(Item position entries)
------------------------------------------------------------

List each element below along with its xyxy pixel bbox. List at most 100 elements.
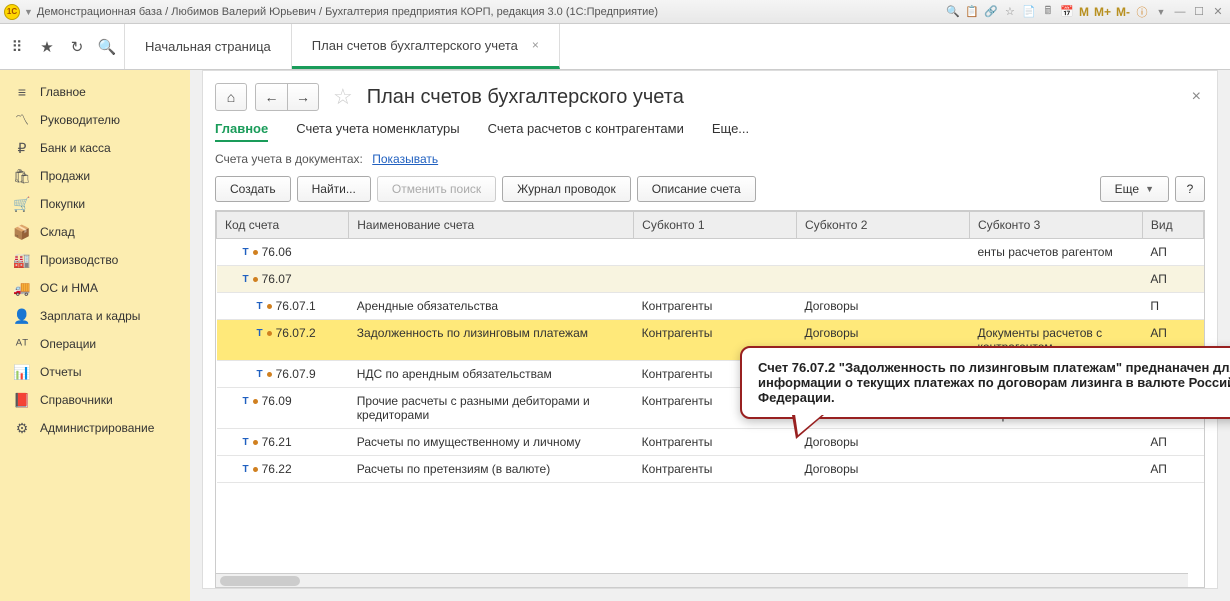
- scroll-thumb[interactable]: [220, 576, 300, 586]
- star-icon[interactable]: ★: [38, 38, 56, 56]
- account-icon: T: [243, 464, 249, 475]
- minimize-button[interactable]: —: [1172, 4, 1188, 20]
- account-icon: T: [243, 274, 249, 285]
- col-code[interactable]: Код счета: [217, 212, 349, 239]
- sidebar-item-label: Склад: [40, 225, 75, 239]
- dot-icon: [253, 399, 258, 404]
- col-sub2[interactable]: Субконто 2: [796, 212, 969, 239]
- history-icon[interactable]: ↻: [68, 38, 86, 56]
- sub3-cell: [969, 293, 1142, 320]
- sub2-cell: [796, 266, 969, 293]
- name-cell: [349, 266, 634, 293]
- favorite-icon[interactable]: ☆: [333, 84, 353, 110]
- tb-icon[interactable]: 🔍: [945, 4, 961, 20]
- back-button[interactable]: ←: [255, 83, 287, 111]
- account-icon: T: [257, 369, 263, 380]
- find-button[interactable]: Найти...: [297, 176, 371, 202]
- table-row[interactable]: T76.21Расчеты по имущественному и личном…: [217, 429, 1204, 456]
- more-button[interactable]: Еще▼: [1100, 176, 1169, 202]
- sidebar-item-label: Производство: [40, 253, 118, 267]
- tb-icon[interactable]: ☆: [1002, 4, 1018, 20]
- close-button[interactable]: ✕: [1210, 4, 1226, 20]
- tb-icon[interactable]: 🔗: [983, 4, 999, 20]
- sidebar-item-1[interactable]: 〽Руководителю: [0, 106, 190, 134]
- subtab-main[interactable]: Главное: [215, 121, 268, 142]
- sidebar-item-5[interactable]: 📦Склад: [0, 218, 190, 246]
- sidebar-item-label: Операции: [40, 337, 96, 351]
- sidebar-item-12[interactable]: ⚙Администрирование: [0, 414, 190, 442]
- tb-icon[interactable]: 📋: [964, 4, 980, 20]
- grid-icon[interactable]: ⠿: [8, 38, 26, 56]
- sidebar-item-3[interactable]: 🛍Продажи: [0, 162, 190, 190]
- description-button[interactable]: Описание счета: [637, 176, 756, 202]
- subtab-more[interactable]: Еще...: [712, 121, 749, 142]
- sidebar-item-icon: 📊: [14, 364, 30, 380]
- home-button[interactable]: ⌂: [215, 83, 247, 111]
- page-close-button[interactable]: ×: [1188, 84, 1205, 110]
- sidebar-item-10[interactable]: 📊 Отчеты: [0, 358, 190, 386]
- sidebar-item-2[interactable]: ₽Банк и касса: [0, 134, 190, 162]
- nav-back-forward: ← →: [255, 83, 319, 111]
- memory-m[interactable]: M: [1078, 4, 1090, 20]
- navigation-sidebar: ≡Главное〽Руководителю₽Банк и касса🛍Прода…: [0, 70, 190, 601]
- sub1-cell: Контрагенты: [634, 293, 797, 320]
- content-panel: ⌂ ← → ☆ План счетов бухгалтерского учета…: [202, 70, 1218, 589]
- sidebar-item-7[interactable]: 🚚ОС и НМА: [0, 274, 190, 302]
- tab-chart-of-accounts[interactable]: План счетов бухгалтерского учета ×: [292, 24, 560, 69]
- table-row[interactable]: T76.07АП: [217, 266, 1204, 293]
- filter-link[interactable]: Показывать: [372, 152, 438, 166]
- window-title: Демонстрационная база / Любимов Валерий …: [37, 6, 941, 18]
- maximize-button[interactable]: ☐: [1191, 4, 1207, 20]
- code-value: 76.07.2: [276, 326, 316, 340]
- sidebar-item-9[interactable]: ᴬᵀОперации: [0, 330, 190, 358]
- name-cell: Расчеты по претензиям (в валюте): [349, 456, 634, 483]
- sub1-cell: Контрагенты: [634, 456, 797, 483]
- name-cell: Расчеты по имущественному и личному: [349, 429, 634, 456]
- sidebar-item-icon: 🏭: [14, 252, 30, 268]
- sidebar-item-6[interactable]: 🏭 Производство: [0, 246, 190, 274]
- sidebar-item-4[interactable]: 🛒Покупки: [0, 190, 190, 218]
- create-button[interactable]: Создать: [215, 176, 291, 202]
- close-icon[interactable]: ×: [532, 38, 539, 52]
- forward-button[interactable]: →: [287, 83, 319, 111]
- name-cell: [349, 239, 634, 266]
- table-row[interactable]: T76.06енты расчетов рагентомАП: [217, 239, 1204, 266]
- sub2-cell: Договоры: [796, 456, 969, 483]
- memory-mplus[interactable]: M+: [1093, 4, 1112, 20]
- sidebar-item-label: Банк и касса: [40, 141, 111, 155]
- annotation-callout: Счет 76.07.2 "Задолженность по лизинговы…: [740, 346, 1230, 419]
- sidebar-item-11[interactable]: 📕Справочники: [0, 386, 190, 414]
- col-sub1[interactable]: Субконто 1: [634, 212, 797, 239]
- col-sub3[interactable]: Субконто 3: [969, 212, 1142, 239]
- main-area: ≡Главное〽Руководителю₽Банк и касса🛍Прода…: [0, 70, 1230, 601]
- journal-button[interactable]: Журнал проводок: [502, 176, 631, 202]
- account-icon: T: [257, 301, 263, 312]
- table-row[interactable]: T 76.22 Расчеты по претензиям (в валюте)Ко…: [217, 456, 1204, 483]
- help-button[interactable]: ?: [1175, 176, 1205, 202]
- sidebar-item-8[interactable]: 👤Зарплата и кадры: [0, 302, 190, 330]
- account-icon: T: [243, 247, 249, 258]
- sub1-cell: [634, 239, 797, 266]
- col-kind[interactable]: Вид: [1142, 212, 1203, 239]
- subtab-nomenclature[interactable]: Счета учета номенклатуры: [296, 121, 459, 142]
- col-name[interactable]: Наименование счета: [349, 212, 634, 239]
- content-area: ⌂ ← → ☆ План счетов бухгалтерского учета…: [190, 70, 1230, 601]
- sidebar-item-label: Отчеты: [40, 365, 81, 379]
- search-icon[interactable]: 🔍: [98, 38, 116, 56]
- info-icon[interactable]: ⓘ: [1134, 4, 1150, 20]
- tab-start-page[interactable]: Начальная страница: [125, 24, 292, 69]
- dropdown-icon[interactable]: ▼: [24, 7, 33, 17]
- sidebar-item-0[interactable]: ≡Главное: [0, 78, 190, 106]
- code-value: 76.22: [262, 462, 292, 476]
- memory-mminus[interactable]: M-: [1115, 4, 1131, 20]
- subtab-counterparties[interactable]: Счета расчетов с контрагентами: [488, 121, 684, 142]
- table-row[interactable]: T76.07.1Арендные обязательстваКонтрагент…: [217, 293, 1204, 320]
- tb-dropdown-icon[interactable]: ▼: [1153, 4, 1169, 20]
- sub1-cell: Контрагенты: [634, 429, 797, 456]
- tb-icon[interactable]: 🖩: [1040, 4, 1056, 20]
- name-cell: Задолженность по лизинговым платежам: [349, 320, 634, 361]
- tb-icon[interactable]: 📄: [1021, 4, 1037, 20]
- tb-icon[interactable]: 📅: [1059, 4, 1075, 20]
- horizontal-scrollbar[interactable]: [216, 573, 1188, 587]
- page-header: ⌂ ← → ☆ План счетов бухгалтерского учета…: [215, 83, 1205, 111]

------------------------------------------------------------

> _DIRECTION_: Rewrite the material above, replacing "account-icon" with "account-badge" everywhere and changing nothing else. Leave the pictures out of your answer.

> _EXPECTED ANSWER_:
List each element below along with its xyxy pixel bbox. List at most 100 elements.
- scroll-thumb[interactable]: [220, 576, 300, 586]
- star-icon[interactable]: ★: [38, 38, 56, 56]
- account-badge: T: [243, 464, 249, 475]
- minimize-button[interactable]: —: [1172, 4, 1188, 20]
- account-badge: T: [243, 274, 249, 285]
- col-code[interactable]: Код счета: [217, 212, 349, 239]
- sidebar-item-label: Склад: [40, 225, 75, 239]
- dot-icon: [253, 399, 258, 404]
- col-sub2[interactable]: Субконто 2: [796, 212, 969, 239]
- history-icon[interactable]: ↻: [68, 38, 86, 56]
- sub3-cell: [969, 293, 1142, 320]
- sub2-cell: [796, 266, 969, 293]
- name-cell: [349, 266, 634, 293]
- favorite-icon[interactable]: ☆: [333, 84, 353, 110]
- tb-icon[interactable]: 🔍: [945, 4, 961, 20]
- back-button[interactable]: ←: [255, 83, 287, 111]
- account-badge: T: [257, 369, 263, 380]
- find-button[interactable]: Найти...: [297, 176, 371, 202]
- table-row[interactable]: T76.21Расчеты по имущественному и личном…: [217, 429, 1204, 456]
- more-button[interactable]: Еще▼: [1100, 176, 1169, 202]
- sidebar-item-label: Производство: [40, 253, 118, 267]
- tb-icon[interactable]: ☆: [1002, 4, 1018, 20]
- close-button[interactable]: ✕: [1210, 4, 1226, 20]
- tb-icon[interactable]: 🔗: [983, 4, 999, 20]
- sidebar-item-1[interactable]: 〽Руководителю: [0, 106, 190, 134]
- subtab-main[interactable]: Главное: [215, 121, 268, 142]
- sidebar-item-5[interactable]: 📦Склад: [0, 218, 190, 246]
- sidebar-item-label: Операции: [40, 337, 96, 351]
- sidebar-item-12[interactable]: ⚙Администрирование: [0, 414, 190, 442]
- tb-icon[interactable]: 📋: [964, 4, 980, 20]
- grid-icon[interactable]: ⠿: [8, 38, 26, 56]
- sidebar-item-3[interactable]: 🛍Продажи: [0, 162, 190, 190]
- description-button[interactable]: Описание счета: [637, 176, 756, 202]
- subtab-more[interactable]: Еще...: [712, 121, 749, 142]
- sidebar-item-icon: 📊: [14, 364, 30, 380]
- home-button[interactable]: ⌂: [215, 83, 247, 111]
- page-close-button[interactable]: ×: [1188, 84, 1205, 110]
- sidebar-item-10[interactable]: 📊 Отчеты: [0, 358, 190, 386]
- sidebar-item-2[interactable]: ₽Банк и касса: [0, 134, 190, 162]
- nav-back-forward: ← →: [255, 83, 319, 111]
- memory-m[interactable]: M: [1078, 4, 1090, 20]
- navigation-sidebar: ≡Главное〽Руководителю₽Банк и касса🛍Прода…: [0, 70, 190, 601]
- sub1-cell: Контрагенты: [634, 293, 797, 320]
- content-panel: ⌂ ← → ☆ План счетов бухгалтерского учета…: [202, 70, 1218, 589]
- sidebar-item-7[interactable]: 🚚ОС и НМА: [0, 274, 190, 302]
- tab-chart-of-accounts[interactable]: План счетов бухгалтерского учета ×: [292, 24, 560, 69]
- table-row[interactable]: T76.07АП: [217, 266, 1204, 293]
- filter-link[interactable]: Показывать: [372, 152, 438, 166]
- window-title: Демонстрационная база / Любимов Валерий …: [37, 6, 941, 18]
- maximize-button[interactable]: ☐: [1191, 4, 1207, 20]
- code-value: 76.07.2: [276, 326, 316, 340]
- sidebar-item-9[interactable]: ᴬᵀОперации: [0, 330, 190, 358]
- name-cell: Расчеты по претензиям (в валюте): [349, 456, 634, 483]
- sub1-cell: Контрагенты: [634, 456, 797, 483]
- name-cell: Расчеты по имущественному и личному: [349, 429, 634, 456]
- sidebar-item-icon: 🏭: [14, 252, 30, 268]
- sidebar-item-6[interactable]: 🏭 Производство: [0, 246, 190, 274]
- sidebar-item-4[interactable]: 🛒Покупки: [0, 190, 190, 218]
- create-button[interactable]: Создать: [215, 176, 291, 202]
- close-icon[interactable]: ×: [532, 38, 539, 52]
- forward-button[interactable]: →: [287, 83, 319, 111]
- name-cell: [349, 239, 634, 266]
- table-row[interactable]: T76.06енты расчетов рагентомАП: [217, 239, 1204, 266]
- sub2-cell: Договоры: [796, 456, 969, 483]
- memory-mplus[interactable]: M+: [1093, 4, 1112, 20]
- sidebar-item-label: Банк и касса: [40, 141, 111, 155]
- annotation-callout: Счет 76.07.2 "Задолженность по лизинговы…: [740, 346, 1230, 419]
- sidebar-item-11[interactable]: 📕Справочники: [0, 386, 190, 414]
- col-sub1[interactable]: Субконто 1: [634, 212, 797, 239]
- col-sub3[interactable]: Субконто 3: [969, 212, 1142, 239]
- main-area: ≡Главное〽Руководителю₽Банк и касса🛍Прода…: [0, 70, 1230, 601]
- journal-button[interactable]: Журнал проводок: [502, 176, 631, 202]
- account-badge: T: [257, 301, 263, 312]
- table-row[interactable]: T 76.22 Расчеты по претензиям (в валюте)Ко…: [217, 456, 1204, 483]
- help-button[interactable]: ?: [1175, 176, 1205, 202]
- sidebar-item-8[interactable]: 👤Зарплата и кадры: [0, 302, 190, 330]
- account-badge: T: [243, 247, 249, 258]
- sub1-cell: [634, 239, 797, 266]
- col-kind[interactable]: Вид: [1142, 212, 1203, 239]
- subtab-nomenclature[interactable]: Счета учета номенклатуры: [296, 121, 459, 142]
- col-name[interactable]: Наименование счета: [349, 212, 634, 239]
- content-area: ⌂ ← → ☆ План счетов бухгалтерского учета…: [190, 70, 1230, 601]
- sidebar-item-label: Отчеты: [40, 365, 81, 379]
- search-icon[interactable]: 🔍: [98, 38, 116, 56]
- info-icon[interactable]: ⓘ: [1134, 4, 1150, 20]
- tab-start-page[interactable]: Начальная страница: [125, 24, 292, 69]
- dropdown-icon[interactable]: ▼: [24, 7, 33, 17]
- sidebar-item-0[interactable]: ≡Главное: [0, 78, 190, 106]
- code-value: 76.22: [262, 462, 292, 476]
- memory-mminus[interactable]: M-: [1115, 4, 1131, 20]
- subtab-counterparties[interactable]: Счета расчетов с контрагентами: [488, 121, 684, 142]
- table-row[interactable]: T76.07.1Арендные обязательстваКонтрагент…: [217, 293, 1204, 320]
- tb-dropdown-icon[interactable]: ▼: [1153, 4, 1169, 20]
- sub1-cell: Контрагенты: [634, 429, 797, 456]
- tb-icon[interactable]: 🖩: [1040, 4, 1056, 20]
- name-cell: Задолженность по лизинговым платежам: [349, 320, 634, 361]
- tb-icon[interactable]: 📄: [1021, 4, 1037, 20]
- tb-icon[interactable]: 📅: [1059, 4, 1075, 20]
- horizontal-scrollbar[interactable]: [216, 573, 1188, 587]
- page-header: ⌂ ← → ☆ План счетов бухгалтерского учета…: [215, 83, 1205, 111]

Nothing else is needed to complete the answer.